RECORD EXTRACTS -
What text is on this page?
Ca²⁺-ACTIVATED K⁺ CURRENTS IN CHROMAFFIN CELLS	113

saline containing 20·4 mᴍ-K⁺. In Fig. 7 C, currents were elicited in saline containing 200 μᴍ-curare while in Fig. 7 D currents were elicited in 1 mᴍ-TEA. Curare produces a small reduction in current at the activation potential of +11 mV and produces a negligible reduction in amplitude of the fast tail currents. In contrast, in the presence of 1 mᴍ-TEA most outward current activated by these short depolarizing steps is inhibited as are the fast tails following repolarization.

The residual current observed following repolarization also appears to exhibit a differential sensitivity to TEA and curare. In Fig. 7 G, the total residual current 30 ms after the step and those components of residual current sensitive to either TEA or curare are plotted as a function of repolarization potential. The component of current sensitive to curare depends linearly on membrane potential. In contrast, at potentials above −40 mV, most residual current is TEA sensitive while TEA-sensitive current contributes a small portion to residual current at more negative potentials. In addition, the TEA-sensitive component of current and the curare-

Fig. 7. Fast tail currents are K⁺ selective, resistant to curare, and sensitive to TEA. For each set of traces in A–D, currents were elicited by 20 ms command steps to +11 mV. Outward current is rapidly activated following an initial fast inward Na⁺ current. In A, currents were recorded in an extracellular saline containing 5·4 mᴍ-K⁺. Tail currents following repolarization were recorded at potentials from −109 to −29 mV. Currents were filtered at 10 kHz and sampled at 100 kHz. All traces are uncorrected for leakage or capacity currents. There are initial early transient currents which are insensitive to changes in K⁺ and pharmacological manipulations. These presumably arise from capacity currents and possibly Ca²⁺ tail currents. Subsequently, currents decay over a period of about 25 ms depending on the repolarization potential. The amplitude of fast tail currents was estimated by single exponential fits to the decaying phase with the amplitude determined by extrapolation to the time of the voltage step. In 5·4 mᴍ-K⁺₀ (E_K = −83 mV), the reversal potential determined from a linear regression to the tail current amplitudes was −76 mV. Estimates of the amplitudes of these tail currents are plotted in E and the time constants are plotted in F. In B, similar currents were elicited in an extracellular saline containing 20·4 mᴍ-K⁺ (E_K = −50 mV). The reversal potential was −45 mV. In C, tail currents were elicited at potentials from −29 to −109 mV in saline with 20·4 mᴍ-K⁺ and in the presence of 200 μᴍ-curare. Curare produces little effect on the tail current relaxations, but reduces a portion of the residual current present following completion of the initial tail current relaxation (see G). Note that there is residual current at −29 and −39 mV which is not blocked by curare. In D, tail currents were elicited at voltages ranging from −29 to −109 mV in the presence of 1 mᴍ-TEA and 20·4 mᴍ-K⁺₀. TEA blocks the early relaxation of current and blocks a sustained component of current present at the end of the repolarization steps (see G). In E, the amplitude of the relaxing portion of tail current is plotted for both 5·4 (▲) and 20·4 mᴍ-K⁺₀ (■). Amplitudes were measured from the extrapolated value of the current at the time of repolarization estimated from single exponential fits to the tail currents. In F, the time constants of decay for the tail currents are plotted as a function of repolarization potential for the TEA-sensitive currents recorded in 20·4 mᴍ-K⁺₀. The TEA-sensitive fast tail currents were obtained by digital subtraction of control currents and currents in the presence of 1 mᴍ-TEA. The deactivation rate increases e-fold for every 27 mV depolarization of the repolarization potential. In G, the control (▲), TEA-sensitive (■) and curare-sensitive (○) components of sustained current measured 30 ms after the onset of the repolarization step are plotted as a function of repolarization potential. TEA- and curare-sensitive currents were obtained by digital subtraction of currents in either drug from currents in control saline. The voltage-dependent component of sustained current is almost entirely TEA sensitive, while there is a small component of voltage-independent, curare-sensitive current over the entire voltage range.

ASSIGNMENT -
Repeat the records above exactly as they appear.

TASK RESPONSE -
What text is on this page?
Ca²⁺-ACTIVATED K⁺ CURRENTS IN CHROMAFFIN CELLS	113

saline containing 20·4 mᴍ-K⁺. In Fig. 7 C, currents were elicited in saline containing 200 μᴍ-curare while in Fig. 7 D currents were elicited in 1 mᴍ-TEA. Curare produces a small reduction in current at the activation potential of +11 mV and produces a negligible reduction in amplitude of the fast tail currents. In contrast, in the presence of 1 mᴍ-TEA most outward current activated by these short depolarizing steps is inhibited as are the fast tails following repolarization.

The residual current observed following repolarization also appears to exhibit a differential sensitivity to TEA and curare. In Fig. 7 G, the total residual current 30 ms after the step and those components of residual current sensitive to either TEA or curare are plotted as a function of repolarization potential. The component of current sensitive to curare depends linearly on membrane potential. In contrast, at potentials above −40 mV, most residual current is TEA sensitive while TEA-sensitive current contributes a small portion to residual current at more negative potentials. In addition, the TEA-sensitive component of current and the curare-

Fig. 7. Fast tail currents are K⁺ selective, resistant to curare, and sensitive to TEA. For each set of traces in A–D, currents were elicited by 20 ms command steps to +11 mV. Outward current is rapidly activated following an initial fast inward Na⁺ current. In A, currents were recorded in an extracellular saline containing 5·4 mᴍ-K⁺. Tail currents following repolarization were recorded at potentials from −109 to −29 mV. Currents were filtered at 10 kHz and sampled at 100 kHz. All traces are uncorrected for leakage or capacity currents. There are initial early transient currents which are insensitive to changes in K⁺ and pharmacological manipulations. These presumably arise from capacity currents and possibly Ca²⁺ tail currents. Subsequently, currents decay over a period of about 25 ms depending on the repolarization potential. The amplitude of fast tail currents was estimated by single exponential fits to the decaying phase with the amplitude determined by extrapolation to the time of the voltage step. In 5·4 mᴍ-K⁺₀ (E_K = −83 mV), the reversal potential determined from a linear regression to the tail current amplitudes was −76 mV. Estimates of the amplitudes of these tail currents are plotted in E and the time constants are plotted in F. In B, similar currents were elicited in an extracellular saline containing 20·4 mᴍ-K⁺ (E_K = −50 mV). The reversal potential was −45 mV. In C, tail currents were elicited at potentials from −29 to −109 mV in saline with 20·4 mᴍ-K⁺ and in the presence of 200 μᴍ-curare. Curare produces little effect on the tail current relaxations, but reduces a portion of the residual current present following completion of the initial tail current relaxation (see G). Note that there is residual current at −29 and −39 mV which is not blocked by curare. In D, tail currents were elicited at voltages ranging from −29 to −109 mV in the presence of 1 mᴍ-TEA and 20·4 mᴍ-K⁺₀. TEA blocks the early relaxation of current and blocks a sustained component of current present at the end of the repolarization steps (see G). In E, the amplitude of the relaxing portion of tail current is plotted for both 5·4 (▲) and 20·4 mᴍ-K⁺₀ (■). Amplitudes were measured from the extrapolated value of the current at the time of repolarization estimated from single exponential fits to the tail currents. In F, the time constants of decay for the tail currents are plotted as a function of repolarization potential for the TEA-sensitive currents recorded in 20·4 mᴍ-K⁺₀. The TEA-sensitive fast tail currents were obtained by digital subtraction of control currents and currents in the presence of 1 mᴍ-TEA. The deactivation rate increases e-fold for every 27 mV depolarization of the repolarization potential. In G, the control (▲), TEA-sensitive (■) and curare-sensitive (○) components of sustained current measured 30 ms after the onset of the repolarization step are plotted as a function of repolarization potential. TEA- and curare-sensitive currents were obtained by digital subtraction of currents in either drug from currents in control saline. The voltage-dependent component of sustained current is almost entirely TEA sensitive, while there is a small component of voltage-independent, curare-sensitive current over the entire voltage range.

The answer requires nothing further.